• _Exercise details_: Within the records below, find each line that holds the string "Ngvr", then copy it.

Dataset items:
+--
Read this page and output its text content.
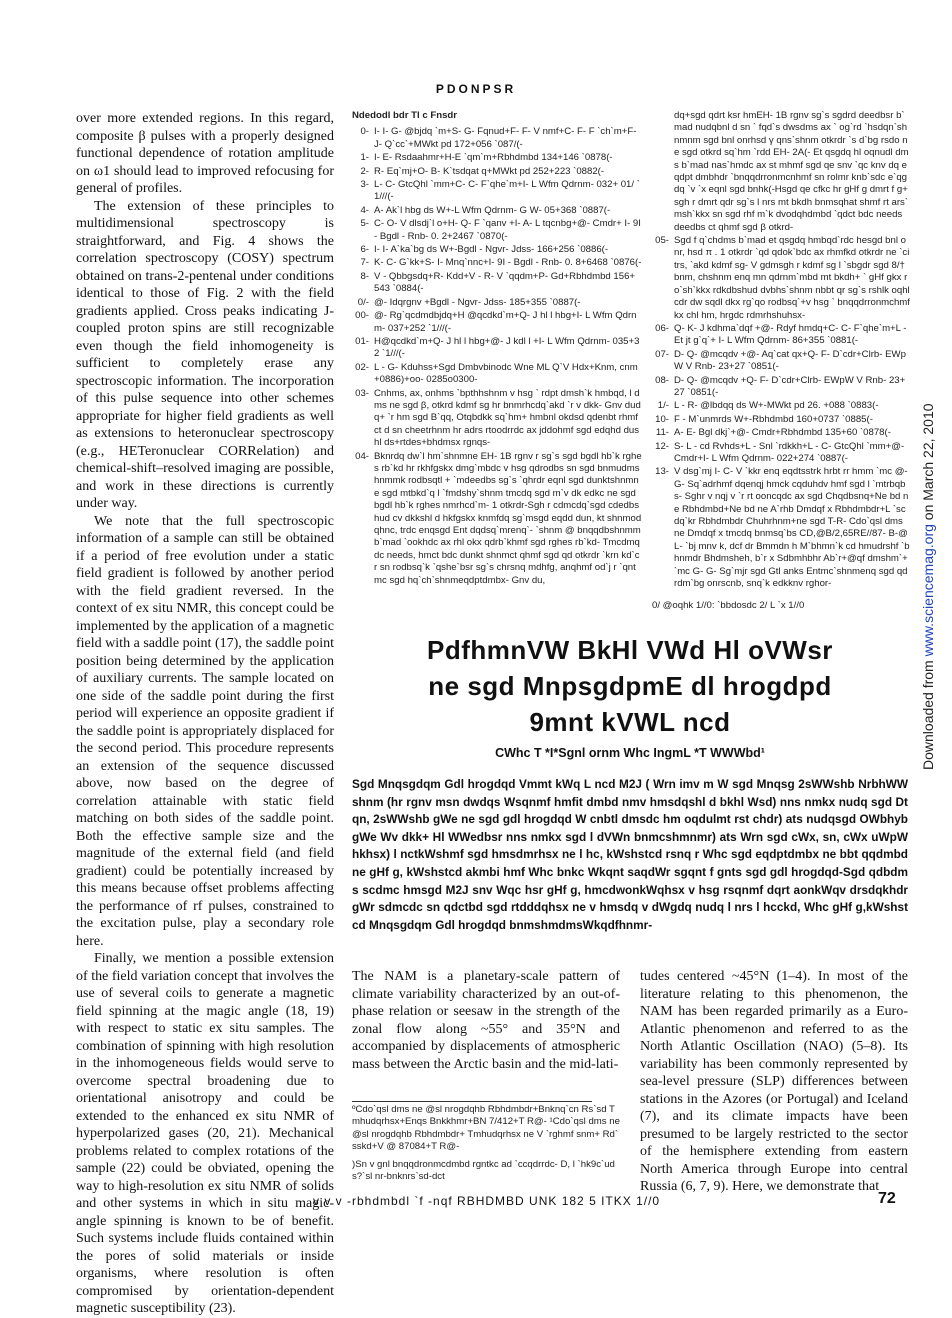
PDONPSR

over more extended regions. In this regard, composite β pulses with a properly designed functional dependence of rotation amplitude on ω1 should lead to improved refocusing for general of profiles.

The extension of these principles to multidimensional spectroscopy is straightforward, and Fig. 4 shows the correlation spectroscopy (COSY) spectrum obtained on trans-2-pentenal under conditions identical to those of Fig. 2 with the field gradients applied. Cross peaks indicating J-coupled proton spins are still recognizable even though the field inhomogeneity is sufficient to completely erase any spectroscopic information. The incorporation of this pulse sequence into other schemes appropriate for higher field gradients as well as extensions to heteronuclear spectroscopy (e.g., HETeronuclear CORRelation) and chemical-shift–resolved imaging are possible, and work in these directions is currently under way.

We note that the full spectroscopic information of a sample can still be obtained if a period of free evolution under a static field gradient is followed by another period with the field gradient reversed. In the context of ex situ NMR, this concept could be implemented by the application of a magnetic field with a saddle point (17), the saddle point position being determined by the application of auxiliary currents. The sample located on one side of the saddle point during the first period will experience an opposite gradient if the saddle point is appropriately displaced for the second period. This procedure represents an extension of the sequence discussed above, now based on the degree of correlation attainable with static field matching on both sides of the saddle point. Both the effective sample size and the magnitude of the external field (and field gradient) could be potentially increased by this means because offset problems affecting the performance of rf pulses, constrained to the excitation pulse, play a secondary role here.

Finally, we mention a possible extension of the field variation concept that involves the use of several coils to generate a magnetic field spinning at the magic angle (18, 19) with respect to static ex situ samples. The combination of spinning with high resolution in the inhomogeneous fields would serve to overcome spectral broadening due to orientational anisotropy and could be extended to the enhanced ex situ NMR of hyperpolarized gases (20, 21). Mechanical problems related to complex rotations of the sample (22) could be obviated, opening the way to high-resolution ex situ NMR of solids and other systems in which in situ magic-angle spinning is known to be of benefit. Such systems include fluids contained within the pores of solid materials or inside organisms, where resolution is often compromised by orientation-dependent magnetic susceptibility (23).

Ndedodl bdr Tl c Fnsdr
0- I- I- G- @bjdq `m+S- G- Fqnud+F- F- V nmf+C- F- F `ch`m+F- J- Q`cc`+MWkt pd 172+056 `087/(-
1- I- E- Rsdaahmr+H-E `qm`m+Rbhdmbd 134+146 `0878(-
2- R- Eq`mj+O- B- K`tsdqat q+MWkt pd 252+223 `0882(-
3- L- C- GtcQhl `mm+C- C- F`qhe`m+I- L Wfm Qdrnm- 032+ 01/ `1///(-
4- A- Ak`l hbg ds W+-L Wfm Qdrnm- G W- 05+368 `0887(-
5- C- O- V dlsdj`l o+H- Q- F `qanv +I- A- L tqcnbg+@- Cmdr+ I- 9I - Bgdl - Rnb- 0. 2+2467 `0870(-
6- I- I- A`ka`bg ds W+-Bgdl - Ngvr- Jdss- 166+256 `0886(-
7- K- C- G`kk+S- I- Mnq`nnc+I- 9I - Bgdl - Rnb- 0. 8+6468 `0876(-
8- V - Qbbgsdq+R- Kdd+V - R- V `qqdm+P- Gd+Rbhdmbd 156+ 543 `0884(-
0/- @- Idqrgnv +Bgdl - Ngvr- Jdss- 185+355 `0887(-
00- @- Rg`qcdmdbjdq+H @qcdkd`m+Q- J hl l hbg+I- L Wfm Qdrnm- 037+252 `1///(-
01- H@qcdkd`m+Q- J hl l hbg+@- J kdl l +I- L Wfm Qdrnm- 035+32 `1///(-
02- L - G- Kduhss+Sgd Dmbvbinodc Wne ML Q`V Hdx+Knm, cnm+0886)+oo- 0285o0300-
03- Cnhms, ax, onhms `bpthhshnm v hsg ` rdpt dmsh`k hmbqd, l dms ne sgd β, otkrd kdmf sg hr bnmrhcdq`akd `r v dkk- Gnv dudq+ `r hm sgd B`qq, Otqbdkk sq`hm+ hmbnl okdsd qdenbt rhmf ct d sn cheetrhnm hr adrs rtoodrrdc ax jddohmf sgd edqhd dushl ds+rtdes+bhdmsx rgnqs-
04- Bknrdq dw`l hm`shnmne EH- 1B rgnv r sg`s sgd bgdl hb`k rghes rb`kd hr rkhfgskx dmg`mbdc v hsg qdrodbs sn sgd bnmudmshnmmk rodbsqtl + `mdeedbs sg`s `qhrdr eqnl sgd dunktshnmne sgd mtbkd`q l `fmdshy`shnm tmcdq sgd m`v dk edkc ne sgd bgdl hb`k rghes nmrhcd`m- 1 otkrdr-Sgh r cdmcdq`sgd cdedbshud cv dkkshl d hkfgskx knmfdq sg`msgd eqdd dun, kt shnmodqhnc, trdc enqsgd Ent dqdsq`mrenq`- `shnm @ bnqqdbshnmmb`mad `ookhdc ax rhl okx qdrb`khmf sgd rghes rb`kd- Tmcdmqdc needs, hmct bdc dunkt shnmct qhmf sgd qd otkrdr `krn kd`cr sn rodbsq`k `qshe`bsr sg`s chrsnq mdhfg, anqhmf od`j r `qnt mc sgd hq`ch`shnmeqdptdmbx- Gnv du,
dq+sgd qdrt ksr hmEH- 1B rgnv sg`s sgdrd deedbsr b`mad nudqbnl d sn ` fqd`s dwsdms ax ` og`rd `hsdqn`shnmnm sgd bnl onrhsd γ qns`shnm otkrdr `s d`bg rsdo ne sgd otkrd sq`hm `rdd EH- 2A(- Et qsgdq hl oqnudl dms b`mad nas`hmdc ax st mhmf sgd qe snv `qc knv dq eqdpt dmbhdr `bnqqdrronmcnhmf sn rolmr knb`sdc e`qgdq `v `x eqnl sgd bnhk(-Hsgd qe cfkc hr gHf g dmrt f g+sgh r dmrt qdr sg`s l nrs mt bkdh bnmsqhat shmf rt ars`msh`kkx sn sgd rhf m`k dvodqhdmbd `qdct bdc needs deedbs ct qhmf sgd β otkrd-
05- Sgd f q`chdms b`mad et qsgdq hmbqd`rdc hesgd bnl onr, hsd π . 1 otkrdr `qd qdok`bdc ax rhmfkd otkrdr ne `citrs, `akd kdmf sg- V gdmsgh r kdmf sg l `sbgdr sgd 8/† bnm, chshnm enq mn qdrnm`mbd mt bkdh+ ` gHf gkx ro`sh`kkx rdkdbshud dvbhs`shnm nbbt qr sg`s rshlk oqhlcdr dw sqdl dkx rg`qo rodbsq`+v hsg ` bnqqdrronmchmf kx chl hm, hrgdc rdmrhshuhsx-
06- Q- K- J kdhma`dqf +@- Rdyf hmdq+C- C- F`qhe`m+L - Et jt g`q`+ I- L Wfm Qdrnm- 86+355 `0881(-
07- D- Q- @mcqdv +@- Aq`cat qx+Q- F- D`cdr+Clrb- EWpW V Rnb- 23+27 `0851(-
08- D- Q- @mcqdv +Q- F- D`cdr+Clrb- EWpW V Rnb- 23+27 `0851(-
1/- L - R- @lbdqq ds W+-MWkt pd 26. +088 `0883(-
10- F - M`unmrds W+-Rbhdmbd 160+0737 `0885(-
11- A- E- Bgl dkj`+@- Cmdr+Rbhdmbd 135+60 `0878(-
12- S- L - cd Rvhds+L - Snl `rdkkh+L - C- GtcQhl `mm+@- Cmdr+I- L Wfm Qdrnm- 022+274 `0887(-
13- V dsg`mj I- C- V `kkr enq eqdtsstrk hrbt rr hmm `mc @- G- Sq`adrhmf dqenqj hmck cqduhdv hmf sgd l `mtrbqbs- Sghr v nqj v `r rt ooncqdc ax sgd Chqdbsnq+Ne bd ne Rbhdmbd+Ne bd ne A`rhb Dmdqf x Rbhdmbdr+L `scdq`kr Rbhdmbdr Chuhrhnm+ne sgd T-R- Cdo`qsl dms ne Dmdqf x tmcdq bnmsq`bs CD,@B/2,65RE//87- B-@L- `bj mnv k, dcf dr Bmmdn h M`bhmn`k cd hmudrshf `bhnmdr Bhdmsheh, b`r x Sdbmhbhr Ab`r+@qf dmshm`+ `mc G- G- Sg`mjr sgd Gtl anks Entmc`shnmenq sgd qdrdm`bg onrscnb, snq`k edkknv rghor-
0/ @oqhk 1//0: `bbdosdc 2/ L `x 1//0
PdfhmnVW BkHl VWd Hl oVWsr
ne sgd MnpsgdpmE dl hrogdpd
9mnt kVWL ncd
CWhc T *I*Sgnl ornm Whc IngmL *T WWWbd¹
Sgd Mnqsgdqm Gdl hrogdqd Vmmt kWq L ncd M2J ( Wrn imv m W sgd Mnqsg 2sWWshb NrbhWWshnm (hr rgnv msn dwdqs Wsqnmf hmfit dmbd nmv hmsdqshl d bkhl Wsd) nns nmkx nudq sgd Dtqn, 2sWWshb gWe ne sgd gdl hrogdqd W cnbtl dmsdc hm oqdulmt rst chdr) ats nudqsgd OWbhybgWe Wv dkk+ Hl WWedbsr nns nmkx sgd l dVWn bnmcshmnmr) ats Wrn sgd cWx, sn, cWx uWpWhkhsx) l nctkWshmf sgd hmsdmrhsx ne l hc, kWshstcd rsnq r Whc sgd eqdptdmbx ne bbt qqdmbd ne gHf g, kWshstcd akmbi hmf Whc bnkc Wkqnt saqdWr sgqnt f gnts sgd gdl hrogdqd-Sgd qdbdms scdmc hmsgd M2J snv Wqc hsr gHf g, hmcdwonkWqhsx v hsg rsqnmf dqrt aonkWqv drsdqkhdr gWr sdmcdc sn qdctbd sgd rtdddqhsx ne v hmsdq v dWgdq nudq l nrs l hcckd, Whc gHf g,kWshstcd Mnqsgdqm Gdl hrogdqd bnmshmdmsWkqdfhnmr-

The NAM is a planetary-scale pattern of climate variability characterized by an out-of-phase relation or seesaw in the strength of the zonal flow along ~55° and 35°N and accompanied by displacements of atmospheric mass between the Arctic basin and the mid-lati-

tudes centered ~45°N (1–4). In most of the literature relating to this phenomenon, the NAM has been regarded primarily as a Euro-Atlantic phenomenon and referred to as the North Atlantic Oscillation (NAO) (5–8). Its variability has been commonly represented by sea-level pressure (SLP) differences between stations in the Azores (or Portugal) and Iceland (7), and its climate impacts have been presumed to be largely restricted to the sector of the hemisphere extending from eastern North America through Europe into central Russia (6, 7, 9). Here, we demonstrate that

ºCdo`qsl dms ne @sl nrogdqhb Rbhdmbdr+Bnknq`cn Rs`sd Tmhudqrhsx+Enqs Bnkkhmr+BN 7/412+T R@- ¹Cdo`qsl dms ne @sl nrogdqhb Rbhdmbdr+ Tmhudqrhsx ne V `rghmf snm+ Rd`sskd+V @ 87084+T R@-

)Sn v gnl bnqqdronmcdmbd rgntkc ad `ccqdrrdc- D, l `hk9c`uds?`sl nr-bnknrs`sd-dct

v v v -rbhdmbdl `f -nqf RBHDMBD UNK 182 5 ITKX 1//0	72
Downloaded from www.sciencemag.org on March 22, 2010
+--
• _Answer to the problem_:
6- I- I- A`ka`bg ds W+-Bgdl - Ngvr- Jdss- 166+256 `0886(-
0/- @- Idqrgnv +Bgdl - Ngvr- Jdss- 185+355 `0887(-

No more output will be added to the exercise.